---- SOURCE RECORDS
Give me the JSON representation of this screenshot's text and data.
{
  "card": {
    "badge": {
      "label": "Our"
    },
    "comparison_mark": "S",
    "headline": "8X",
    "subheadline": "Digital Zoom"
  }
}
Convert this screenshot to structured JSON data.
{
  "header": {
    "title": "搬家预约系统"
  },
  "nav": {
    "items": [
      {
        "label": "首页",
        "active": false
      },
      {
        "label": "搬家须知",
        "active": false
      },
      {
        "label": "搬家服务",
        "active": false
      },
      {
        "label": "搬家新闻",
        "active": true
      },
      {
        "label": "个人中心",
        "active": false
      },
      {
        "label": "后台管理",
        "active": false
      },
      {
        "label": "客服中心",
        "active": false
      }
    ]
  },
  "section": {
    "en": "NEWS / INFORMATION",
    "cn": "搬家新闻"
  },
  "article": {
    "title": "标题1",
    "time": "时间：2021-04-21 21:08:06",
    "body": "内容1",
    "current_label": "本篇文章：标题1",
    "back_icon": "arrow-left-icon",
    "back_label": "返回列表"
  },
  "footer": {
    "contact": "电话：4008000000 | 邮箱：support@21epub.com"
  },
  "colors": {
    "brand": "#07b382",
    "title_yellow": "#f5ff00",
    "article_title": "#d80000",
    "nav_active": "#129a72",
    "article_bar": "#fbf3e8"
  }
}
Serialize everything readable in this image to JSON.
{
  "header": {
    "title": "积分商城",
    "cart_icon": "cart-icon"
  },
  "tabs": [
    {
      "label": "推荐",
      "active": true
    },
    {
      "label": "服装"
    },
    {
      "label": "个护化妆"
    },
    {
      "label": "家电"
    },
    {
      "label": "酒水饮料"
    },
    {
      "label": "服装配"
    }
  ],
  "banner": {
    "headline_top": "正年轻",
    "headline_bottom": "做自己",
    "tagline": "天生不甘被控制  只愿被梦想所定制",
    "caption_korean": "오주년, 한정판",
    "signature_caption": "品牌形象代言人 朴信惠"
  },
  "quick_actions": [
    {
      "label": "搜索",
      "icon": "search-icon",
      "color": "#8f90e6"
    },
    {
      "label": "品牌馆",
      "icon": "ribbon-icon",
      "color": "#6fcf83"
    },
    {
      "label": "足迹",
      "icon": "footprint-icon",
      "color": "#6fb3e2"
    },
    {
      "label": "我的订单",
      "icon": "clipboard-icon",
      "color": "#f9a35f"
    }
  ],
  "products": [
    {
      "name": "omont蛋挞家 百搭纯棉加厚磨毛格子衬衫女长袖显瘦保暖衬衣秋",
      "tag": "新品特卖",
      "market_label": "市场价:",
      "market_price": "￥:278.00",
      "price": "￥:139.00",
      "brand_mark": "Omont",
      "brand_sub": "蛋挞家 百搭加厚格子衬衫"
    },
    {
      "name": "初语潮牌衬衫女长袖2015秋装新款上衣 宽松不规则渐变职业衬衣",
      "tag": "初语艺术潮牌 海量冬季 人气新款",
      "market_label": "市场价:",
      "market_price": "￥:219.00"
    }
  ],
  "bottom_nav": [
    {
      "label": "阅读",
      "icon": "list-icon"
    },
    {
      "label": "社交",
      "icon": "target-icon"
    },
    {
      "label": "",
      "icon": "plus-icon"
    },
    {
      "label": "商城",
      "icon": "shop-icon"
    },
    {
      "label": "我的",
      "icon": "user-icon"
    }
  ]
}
--------
Take the material above and return all of it exactly.

Give me the JSON representation of this screenshot's text and data.
{
  "card": {
    "badge": {
      "label": "Our"
    },
    "comparison_mark": "S",
    "headline": "8X",
    "subheadline": "Digital Zoom"
  }
}
Convert this screenshot to structured JSON data.
{
  "header": {
    "title": "搬家预约系统"
  },
  "nav": {
    "items": [
      {
        "label": "首页",
        "active": false
      },
      {
        "label": "搬家须知",
        "active": false
      },
      {
        "label": "搬家服务",
        "active": false
      },
      {
        "label": "搬家新闻",
        "active": true
      },
      {
        "label": "个人中心",
        "active": false
      },
      {
        "label": "后台管理",
        "active": false
      },
      {
        "label": "客服中心",
        "active": false
      }
    ]
  },
  "section": {
    "en": "NEWS / INFORMATION",
    "cn": "搬家新闻"
  },
  "article": {
    "title": "标题1",
    "time": "时间：2021-04-21 21:08:06",
    "body": "内容1",
    "current_label": "本篇文章：标题1",
    "back_icon": "arrow-left-icon",
    "back_label": "返回列表"
  },
  "footer": {
    "contact": "电话：4008000000 | 邮箱：support@21epub.com"
  },
  "colors": {
    "brand": "#07b382",
    "title_yellow": "#f5ff00",
    "article_title": "#d80000",
    "nav_active": "#129a72",
    "article_bar": "#fbf3e8"
  }
}
Serialize everything readable in this image to JSON.
{
  "header": {
    "title": "积分商城",
    "cart_icon": "cart-icon"
  },
  "tabs": [
    {
      "label": "推荐",
      "active": true
    },
    {
      "label": "服装"
    },
    {
      "label": "个护化妆"
    },
    {
      "label": "家电"
    },
    {
      "label": "酒水饮料"
    },
    {
      "label": "服装配"
    }
  ],
  "banner": {
    "headline_top": "正年轻",
    "headline_bottom": "做自己",
    "tagline": "天生不甘被控制  只愿被梦想所定制",
    "caption_korean": "오주년, 한정판",
    "signature_caption": "品牌形象代言人 朴信惠"
  },
  "quick_actions": [
    {
      "label": "搜索",
      "icon": "search-icon",
      "color": "#8f90e6"
    },
    {
      "label": "品牌馆",
      "icon": "ribbon-icon",
      "color": "#6fcf83"
    },
    {
      "label": "足迹",
      "icon": "footprint-icon",
      "color": "#6fb3e2"
    },
    {
      "label": "我的订单",
      "icon": "clipboard-icon",
      "color": "#f9a35f"
    }
  ],
  "products": [
    {
      "name": "omont蛋挞家 百搭纯棉加厚磨毛格子衬衫女长袖显瘦保暖衬衣秋",
      "tag": "新品特卖",
      "market_label": "市场价:",
      "market_price": "￥:278.00",
      "price": "￥:139.00",
      "brand_mark": "Omont",
      "brand_sub": "蛋挞家 百搭加厚格子衬衫"
    },
    {
      "name": "初语潮牌衬衫女长袖2015秋装新款上衣 宽松不规则渐变职业衬衣",
      "tag": "初语艺术潮牌 海量冬季 人气新款",
      "market_label": "市场价:",
      "market_price": "￥:219.00"
    }
  ],
  "bottom_nav": [
    {
      "label": "阅读",
      "icon": "list-icon"
    },
    {
      "label": "社交",
      "icon": "target-icon"
    },
    {
      "label": "",
      "icon": "plus-icon"
    },
    {
      "label": "商城",
      "icon": "shop-icon"
    },
    {
      "label": "我的",
      "icon": "user-icon"
    }
  ]
}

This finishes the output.